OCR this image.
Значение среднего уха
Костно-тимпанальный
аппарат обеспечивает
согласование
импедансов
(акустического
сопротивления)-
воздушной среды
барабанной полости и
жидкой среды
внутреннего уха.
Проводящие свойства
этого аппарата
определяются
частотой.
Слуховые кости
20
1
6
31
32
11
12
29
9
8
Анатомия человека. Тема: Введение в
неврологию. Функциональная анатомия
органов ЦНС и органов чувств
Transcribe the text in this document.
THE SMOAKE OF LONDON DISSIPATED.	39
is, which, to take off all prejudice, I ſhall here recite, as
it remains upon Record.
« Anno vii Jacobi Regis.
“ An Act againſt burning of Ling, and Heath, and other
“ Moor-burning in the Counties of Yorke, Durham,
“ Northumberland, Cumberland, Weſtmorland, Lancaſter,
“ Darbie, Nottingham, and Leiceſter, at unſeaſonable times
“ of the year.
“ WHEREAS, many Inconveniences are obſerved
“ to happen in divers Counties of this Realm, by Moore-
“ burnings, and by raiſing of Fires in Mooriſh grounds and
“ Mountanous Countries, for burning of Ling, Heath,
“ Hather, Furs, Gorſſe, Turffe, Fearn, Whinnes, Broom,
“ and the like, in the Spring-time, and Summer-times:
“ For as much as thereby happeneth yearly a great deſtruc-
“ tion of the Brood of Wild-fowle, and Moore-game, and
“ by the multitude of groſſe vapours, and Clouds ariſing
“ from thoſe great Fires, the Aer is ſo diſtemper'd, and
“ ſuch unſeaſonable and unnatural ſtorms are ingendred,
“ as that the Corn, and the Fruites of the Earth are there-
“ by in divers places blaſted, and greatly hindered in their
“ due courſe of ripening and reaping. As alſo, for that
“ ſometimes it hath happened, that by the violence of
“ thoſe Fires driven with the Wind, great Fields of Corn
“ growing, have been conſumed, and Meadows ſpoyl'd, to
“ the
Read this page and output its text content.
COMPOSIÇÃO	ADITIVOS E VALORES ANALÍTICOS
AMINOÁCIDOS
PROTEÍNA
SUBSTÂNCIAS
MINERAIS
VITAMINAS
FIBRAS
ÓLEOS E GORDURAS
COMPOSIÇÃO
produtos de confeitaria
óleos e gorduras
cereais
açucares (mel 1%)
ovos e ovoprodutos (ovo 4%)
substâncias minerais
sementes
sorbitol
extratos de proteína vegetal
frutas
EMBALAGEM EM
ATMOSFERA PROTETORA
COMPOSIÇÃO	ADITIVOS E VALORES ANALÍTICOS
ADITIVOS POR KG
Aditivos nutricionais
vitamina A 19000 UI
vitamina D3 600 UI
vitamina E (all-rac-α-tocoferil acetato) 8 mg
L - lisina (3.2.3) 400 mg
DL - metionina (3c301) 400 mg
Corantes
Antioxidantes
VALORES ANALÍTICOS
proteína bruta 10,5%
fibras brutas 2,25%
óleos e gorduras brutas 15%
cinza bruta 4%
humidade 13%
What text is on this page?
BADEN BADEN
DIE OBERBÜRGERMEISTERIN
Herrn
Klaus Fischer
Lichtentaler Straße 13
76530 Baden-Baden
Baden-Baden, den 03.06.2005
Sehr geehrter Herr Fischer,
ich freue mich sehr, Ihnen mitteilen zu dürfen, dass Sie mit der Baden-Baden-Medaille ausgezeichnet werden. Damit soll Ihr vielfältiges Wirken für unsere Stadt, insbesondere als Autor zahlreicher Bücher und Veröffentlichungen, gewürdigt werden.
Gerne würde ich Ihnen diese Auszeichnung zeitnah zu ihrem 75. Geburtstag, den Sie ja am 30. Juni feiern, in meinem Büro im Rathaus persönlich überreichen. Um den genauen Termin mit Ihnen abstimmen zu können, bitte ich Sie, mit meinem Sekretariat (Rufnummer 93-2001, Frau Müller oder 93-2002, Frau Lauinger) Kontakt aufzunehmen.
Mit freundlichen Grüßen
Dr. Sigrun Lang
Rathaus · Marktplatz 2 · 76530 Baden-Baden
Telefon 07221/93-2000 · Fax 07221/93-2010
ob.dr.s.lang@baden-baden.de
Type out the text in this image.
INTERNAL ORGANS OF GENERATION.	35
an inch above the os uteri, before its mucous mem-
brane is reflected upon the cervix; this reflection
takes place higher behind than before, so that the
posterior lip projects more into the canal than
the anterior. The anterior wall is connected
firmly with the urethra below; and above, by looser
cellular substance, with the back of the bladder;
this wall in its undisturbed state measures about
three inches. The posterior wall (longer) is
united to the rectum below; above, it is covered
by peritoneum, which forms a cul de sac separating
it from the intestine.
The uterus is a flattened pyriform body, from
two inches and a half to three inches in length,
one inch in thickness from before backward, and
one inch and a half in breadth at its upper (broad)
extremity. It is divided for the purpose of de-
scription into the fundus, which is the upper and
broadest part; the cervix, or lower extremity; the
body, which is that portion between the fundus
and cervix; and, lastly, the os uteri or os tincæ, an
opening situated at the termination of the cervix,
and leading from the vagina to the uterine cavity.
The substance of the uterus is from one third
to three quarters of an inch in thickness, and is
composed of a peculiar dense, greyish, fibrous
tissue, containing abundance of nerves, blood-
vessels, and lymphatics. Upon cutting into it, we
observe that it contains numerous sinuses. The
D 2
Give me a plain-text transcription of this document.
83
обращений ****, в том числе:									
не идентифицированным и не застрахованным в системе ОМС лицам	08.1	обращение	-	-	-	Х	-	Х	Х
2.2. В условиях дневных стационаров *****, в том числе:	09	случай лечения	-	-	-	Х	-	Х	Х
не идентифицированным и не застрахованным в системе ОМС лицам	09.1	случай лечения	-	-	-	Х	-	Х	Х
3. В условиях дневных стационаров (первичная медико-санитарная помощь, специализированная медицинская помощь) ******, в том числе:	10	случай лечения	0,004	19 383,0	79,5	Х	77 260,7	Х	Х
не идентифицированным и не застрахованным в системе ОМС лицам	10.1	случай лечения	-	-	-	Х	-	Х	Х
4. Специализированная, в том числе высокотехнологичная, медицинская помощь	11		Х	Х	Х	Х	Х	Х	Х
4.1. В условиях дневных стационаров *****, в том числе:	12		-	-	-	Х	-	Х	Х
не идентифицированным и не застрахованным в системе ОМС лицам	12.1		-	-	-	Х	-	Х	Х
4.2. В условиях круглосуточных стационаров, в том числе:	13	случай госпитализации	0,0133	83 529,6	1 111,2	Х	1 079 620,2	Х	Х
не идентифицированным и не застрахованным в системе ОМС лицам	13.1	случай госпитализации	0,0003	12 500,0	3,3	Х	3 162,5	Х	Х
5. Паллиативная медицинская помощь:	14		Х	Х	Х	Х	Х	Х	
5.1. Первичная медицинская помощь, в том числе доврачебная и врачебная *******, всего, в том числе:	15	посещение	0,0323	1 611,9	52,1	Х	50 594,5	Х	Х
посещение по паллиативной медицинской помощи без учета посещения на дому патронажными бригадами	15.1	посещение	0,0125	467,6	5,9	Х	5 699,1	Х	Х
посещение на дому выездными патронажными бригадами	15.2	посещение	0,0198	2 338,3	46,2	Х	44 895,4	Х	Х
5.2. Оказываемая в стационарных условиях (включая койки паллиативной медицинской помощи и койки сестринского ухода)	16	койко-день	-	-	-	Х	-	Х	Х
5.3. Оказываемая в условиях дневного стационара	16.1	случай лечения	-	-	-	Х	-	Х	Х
■ ■ ■ ■
Written instruction – Give only the number of lines in the data that hold the word "Corn".

Solution to the exercise – 2